### Reading passage
..............................

In the middle of the night, Brenda Shapiro woke up and thought: “LibbyLicious.” The prefect name for a small baking business built from a mandelbread recipe handed down by her husband’s grandmother, Grandma Libby.
Unfortunately, the South Florida baker did not wake up with a social media strategy.
“This is why I have my daughter-in-law do this for me,” Shapiro says. “I’m busy baking, delivering, packaging, going out and selling my cookies myself. I’m a one-person show.”
There were 28.2 million small businesses in the United States in 2011, the most recent year of data available from the U.S. Small Business Administration. For mom and pop, the ins and outs of Twitter, Facebook, Tumblr and Instagram can prove tricky.
When Brenda Shapiro quit her job as a surgical assistant at 50-years-old, it certainly wasn’t to pursue a life-long love of hashtags and status updates. She was following her passion for baking. Shapiro’s social media strategy for LibbyLicious is to take pictures and send them to her daughter-in-law, who posts those pictures to the company’s social media accounts. As a result, Shapiro couldn’t actually remember her own Twitter handle.
“It’s ‘LibbyLibicious.co,’” she said. When it was pointed out to her that periods aren’t allowed in a Twitter handle, she guessed again: “Just ‘LibbyLicious’?”
Actually it’s @LibbyLiciousCo.
Last year, the social networking site LinkedIn published a survey that found most small businesses are most concerned with attracting new customers. And that they’re banking on social media as part of the solution.
One potential reason: The voice of a single stranger on social media could hold irrational power.
“Remember back to the days when there were Blockbuster video stores,” says Angela Hausman, who runs the social media marketing firm Hausman and Associates. “Other customers would come up behind us and see us looking at a video box and say, ‘Oh yeah! I really liked that movie.’ Or, ‘no! That was a really stupid movie. Don’t get that... .’ We believed them!”
Marcus Messner, a social marketing professor at Virginia Commonwealth University, says getting people to talk about your brand is a first step: “I think the real challenge is to go beyond people liking your Facebook page or following your Twitter account.”
The Holy Grail, Messner says, is to “actually have them do something: Have them buy your product, show up at your store.”

..............................

### Provided data
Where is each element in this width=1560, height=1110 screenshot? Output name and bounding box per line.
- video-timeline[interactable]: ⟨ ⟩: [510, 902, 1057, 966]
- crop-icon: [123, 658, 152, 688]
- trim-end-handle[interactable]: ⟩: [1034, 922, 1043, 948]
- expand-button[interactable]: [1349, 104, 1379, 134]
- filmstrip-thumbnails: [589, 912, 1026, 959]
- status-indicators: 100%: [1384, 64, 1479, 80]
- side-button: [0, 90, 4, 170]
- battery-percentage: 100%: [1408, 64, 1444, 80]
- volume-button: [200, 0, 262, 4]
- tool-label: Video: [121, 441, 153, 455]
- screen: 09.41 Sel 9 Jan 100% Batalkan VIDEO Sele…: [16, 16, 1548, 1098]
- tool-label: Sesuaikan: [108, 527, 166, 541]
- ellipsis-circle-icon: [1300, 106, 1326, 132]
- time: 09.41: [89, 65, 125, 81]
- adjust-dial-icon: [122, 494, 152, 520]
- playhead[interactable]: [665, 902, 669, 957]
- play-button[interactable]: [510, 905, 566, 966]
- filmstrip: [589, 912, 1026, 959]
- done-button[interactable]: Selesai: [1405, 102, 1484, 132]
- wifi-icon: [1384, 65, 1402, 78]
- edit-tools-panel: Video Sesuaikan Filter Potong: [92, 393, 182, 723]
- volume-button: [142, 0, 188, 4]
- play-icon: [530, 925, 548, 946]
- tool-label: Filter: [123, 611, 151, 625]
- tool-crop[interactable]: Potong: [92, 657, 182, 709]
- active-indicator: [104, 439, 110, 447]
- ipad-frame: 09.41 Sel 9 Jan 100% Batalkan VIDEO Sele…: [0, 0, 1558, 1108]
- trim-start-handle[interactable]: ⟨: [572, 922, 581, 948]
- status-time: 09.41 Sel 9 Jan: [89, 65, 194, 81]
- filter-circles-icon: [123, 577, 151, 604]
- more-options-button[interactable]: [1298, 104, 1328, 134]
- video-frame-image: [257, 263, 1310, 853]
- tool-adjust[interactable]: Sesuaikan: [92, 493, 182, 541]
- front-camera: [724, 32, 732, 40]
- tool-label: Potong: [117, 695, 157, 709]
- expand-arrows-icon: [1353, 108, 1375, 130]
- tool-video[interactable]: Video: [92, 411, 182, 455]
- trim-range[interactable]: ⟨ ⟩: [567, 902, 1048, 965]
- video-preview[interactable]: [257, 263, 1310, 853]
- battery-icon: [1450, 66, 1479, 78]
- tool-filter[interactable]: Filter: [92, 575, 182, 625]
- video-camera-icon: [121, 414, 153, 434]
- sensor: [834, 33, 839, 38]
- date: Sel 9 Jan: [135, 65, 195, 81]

..............................

### Directions
Pick up the article on small businesses and social media and continue it from its last sentence onward.

### Your response
In 2009, before its reality TV debut on TLC, Georgetown Cupcake started turning followers into customers by posting a daily secret flavor on Twitter and Facebook. The “FREE (not-on-menu)” cupcake goes to the first 100 customers who show up and ask for the flavor by name: “Vanilla caramel hazelnut” on the day this story was written.
Sofie Kallinis LaMontagne, who started the company with her sister, Katherine Kallinis Berman, says they use social media to pull back the curtain on their business.
“Secret flavor is one of those ways,” LaMontagne said. “It’s giving [customers] an inside look at flavors we’re developing, things that are not quite on the menu yet. And they feel like they’re a part of the experience.”
Brenda Shapiro, the one-woman, mandelbread-baking show, doesn’t have a brick-and-mortar location to lure customers into just yet. She’s still working on building her social media identity.
Niklas Myhr, who writes The Social Media Professor blog and teaches at Chapman University, had a few specific ideas for Shapiro.
For starters, he said, “it could help to have a sort of backstory.” To tell people about Grandma Libby and her history and her recipe.
Also, he says, small business owners are experts in their fields. Hone that expertise and write posts that are informative, “something that is not just looking like an ad,” he said.
Finally, listen to people online. Be helpful.
“The same principles that Dale Carnegie wrote about in ‘How to Win Friends and Influence People’ still apply in the digital era,” said Myhr.